### WHAT YOU ARE ASKED TO DO
Using the material that follows, identify and copy each line with the string "Kapitel".

### DATASET RECORDS
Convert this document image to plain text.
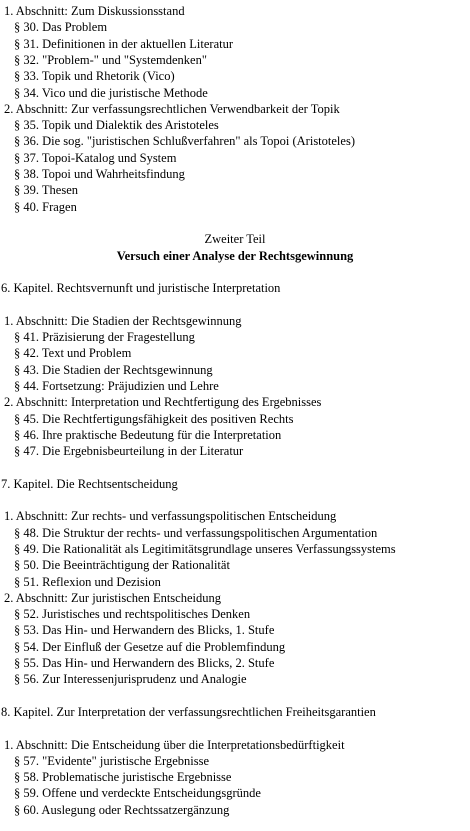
1. Abschnitt: Zum Diskussionsstand
§ 30. Das Problem
§ 31. Definitionen in der aktuellen Literatur
§ 32. "Problem-" und "Systemdenken"
§ 33. Topik und Rhetorik (Vico)
§ 34. Vico und die juristische Methode
2. Abschnitt: Zur verfassungsrechtlichen Verwendbarkeit der Topik
§ 35. Topik und Dialektik des Aristoteles
§ 36. Die sog. "juristischen Schlußverfahren" als Topoi (Aristoteles)
§ 37. Topoi-Katalog und System
§ 38. Topoi und Wahrheitsfindung
§ 39. Thesen
§ 40. Fragen
Zweiter Teil
Versuch einer Analyse der Rechtsgewinnung
6. Kapitel. Rechtsvernunft und juristische Interpretation
1. Abschnitt: Die Stadien der Rechtsgewinnung
§ 41. Präzisierung der Fragestellung
§ 42. Text und Problem
§ 43. Die Stadien der Rechtsgewinnung
§ 44. Fortsetzung: Präjudizien und Lehre
2. Abschnitt: Interpretation und Rechtfertigung des Ergebnisses
§ 45. Die Rechtfertigungsfähigkeit des positiven Rechts
§ 46. Ihre praktische Bedeutung für die Interpretation
§ 47. Die Ergebnisbeurteilung in der Literatur
7. Kapitel. Die Rechtsentscheidung
1. Abschnitt: Zur rechts- und verfassungspolitischen Entscheidung
§ 48. Die Struktur der rechts- und verfassungspolitischen Argumentation
§ 49. Die Rationalität als Legitimitätsgrundlage unseres Verfassungssystems
§ 50. Die Beeinträchtigung der Rationalität
§ 51. Reflexion und Dezision
2. Abschnitt: Zur juristischen Entscheidung
§ 52. Juristisches und rechtspolitisches Denken
§ 53. Das Hin- und Herwandern des Blicks, 1. Stufe
§ 54. Der Einfluß der Gesetze auf die Problemfindung
§ 55. Das Hin- und Herwandern des Blicks, 2. Stufe
§ 56. Zur Interessenjurisprudenz und Analogie
8. Kapitel. Zur Interpretation der verfassungsrechtlichen Freiheitsgarantien
1. Abschnitt: Die Entscheidung über die Interpretationsbedürftigkeit
§ 57. "Evidente" juristische Ergebnisse
§ 58. Problematische juristische Ergebnisse
§ 59. Offene und verdeckte Entscheidungsgründe
§ 60. Auslegung oder Rechtssatzergänzung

### ANSWER IN FULL
6. Kapitel. Rechtsvernunft und juristische Interpretation
7. Kapitel. Die Rechtsentscheidung
8. Kapitel. Zur Interpretation der verfassungsrechtlichen Freiheitsgarantien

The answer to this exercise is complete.